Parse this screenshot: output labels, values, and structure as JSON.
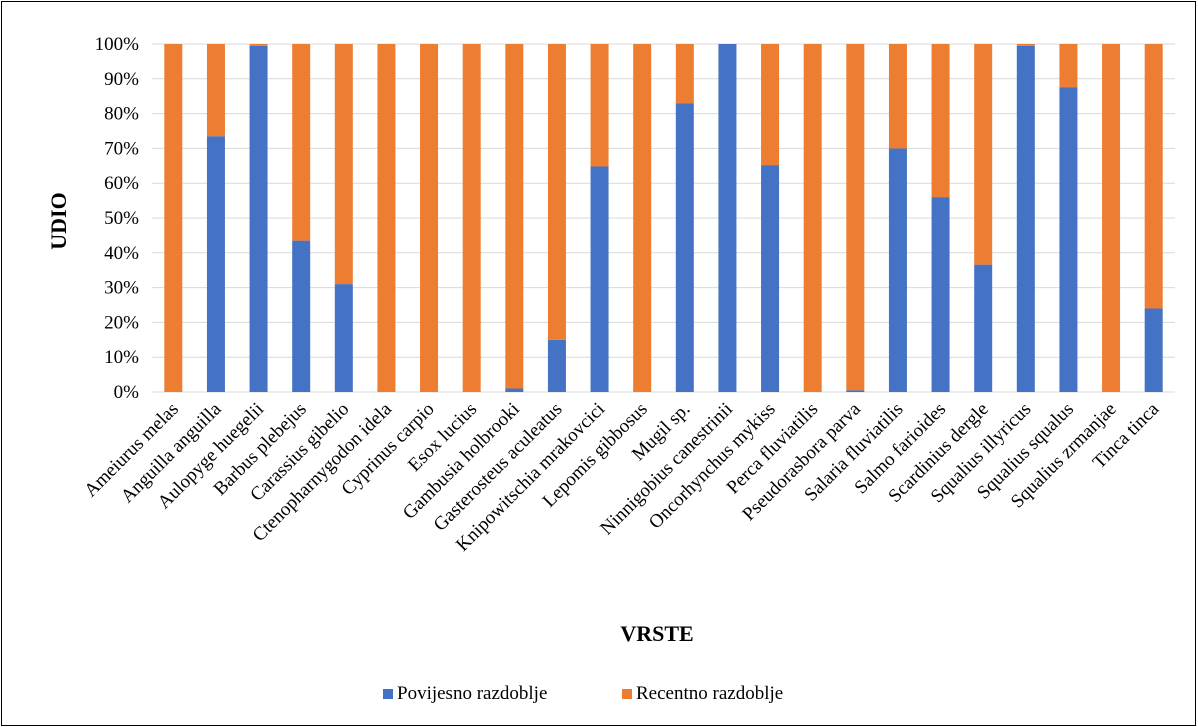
{
  "chart_data": {
    "type": "bar",
    "stacked": "percent",
    "xlabel": "VRSTE",
    "ylabel": "UDIO",
    "ylim": [
      0,
      100
    ],
    "yticks": [
      "0%",
      "10%",
      "20%",
      "30%",
      "40%",
      "50%",
      "60%",
      "70%",
      "80%",
      "90%",
      "100%"
    ],
    "grid": true,
    "legend_position": "bottom",
    "categories": [
      "Ameiurus melas",
      "Anguilla anguilla",
      "Aulopyge huegelii",
      "Barbus plebejus",
      "Carassius gibelio",
      "Ctenopharnygodon idela",
      "Cyprinus carpio",
      "Esox lucius",
      "Gambusia holbrooki",
      "Gasterosteus aculeatus",
      "Knipowitschia mrakovcici",
      "Lepomis gibbosus",
      "Mugil sp.",
      "Ninnigobius canestrinii",
      "Oncorhynchus mykiss",
      "Perca fluviatilis",
      "Pseudorasbora parva",
      "Salaria fluviatilis",
      "Salmo farioides",
      "Scardinius dergle",
      "Squalius illyricus",
      "Squalius squalus",
      "Squalius zrmanjae",
      "Tinca tinca"
    ],
    "series": [
      {
        "name": "Povijesno razdoblje",
        "color": "#4472C4",
        "values": [
          0,
          73.5,
          99.5,
          43.5,
          31,
          0,
          0,
          0,
          1,
          15,
          64.8,
          0,
          83,
          100,
          65.2,
          0,
          0.5,
          70,
          56,
          36.6,
          99.5,
          87.5,
          0,
          24
        ]
      },
      {
        "name": "Recentno razdoblje",
        "color": "#ED7D31",
        "values": [
          100,
          26.5,
          0.5,
          56.5,
          69,
          100,
          100,
          100,
          99,
          85,
          35.2,
          100,
          17,
          0,
          34.8,
          100,
          99.5,
          30,
          44,
          63.4,
          0.5,
          12.5,
          100,
          76
        ]
      }
    ]
  }
}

--

### Stated exercise
Without the pictures, restate all the entries above exactly.

### Task result
Parse this screenshot: output labels, values, and structure as JSON.
{
  "chart_data": {
    "type": "bar",
    "stacked": "percent",
    "xlabel": "VRSTE",
    "ylabel": "UDIO",
    "ylim": [
      0,
      100
    ],
    "yticks": [
      "0%",
      "10%",
      "20%",
      "30%",
      "40%",
      "50%",
      "60%",
      "70%",
      "80%",
      "90%",
      "100%"
    ],
    "grid": true,
    "legend_position": "bottom",
    "categories": [
      "Ameiurus melas",
      "Anguilla anguilla",
      "Aulopyge huegelii",
      "Barbus plebejus",
      "Carassius gibelio",
      "Ctenopharnygodon idela",
      "Cyprinus carpio",
      "Esox lucius",
      "Gambusia holbrooki",
      "Gasterosteus aculeatus",
      "Knipowitschia mrakovcici",
      "Lepomis gibbosus",
      "Mugil sp.",
      "Ninnigobius canestrinii",
      "Oncorhynchus mykiss",
      "Perca fluviatilis",
      "Pseudorasbora parva",
      "Salaria fluviatilis",
      "Salmo farioides",
      "Scardinius dergle",
      "Squalius illyricus",
      "Squalius squalus",
      "Squalius zrmanjae",
      "Tinca tinca"
    ],
    "series": [
      {
        "name": "Povijesno razdoblje",
        "color": "#4472C4",
        "values": [
          0,
          73.5,
          99.5,
          43.5,
          31,
          0,
          0,
          0,
          1,
          15,
          64.8,
          0,
          83,
          100,
          65.2,
          0,
          0.5,
          70,
          56,
          36.6,
          99.5,
          87.5,
          0,
          24
        ]
      },
      {
        "name": "Recentno razdoblje",
        "color": "#ED7D31",
        "values": [
          100,
          26.5,
          0.5,
          56.5,
          69,
          100,
          100,
          100,
          99,
          85,
          35.2,
          100,
          17,
          0,
          34.8,
          100,
          99.5,
          30,
          44,
          63.4,
          0.5,
          12.5,
          100,
          76
        ]
      }
    ]
  }
}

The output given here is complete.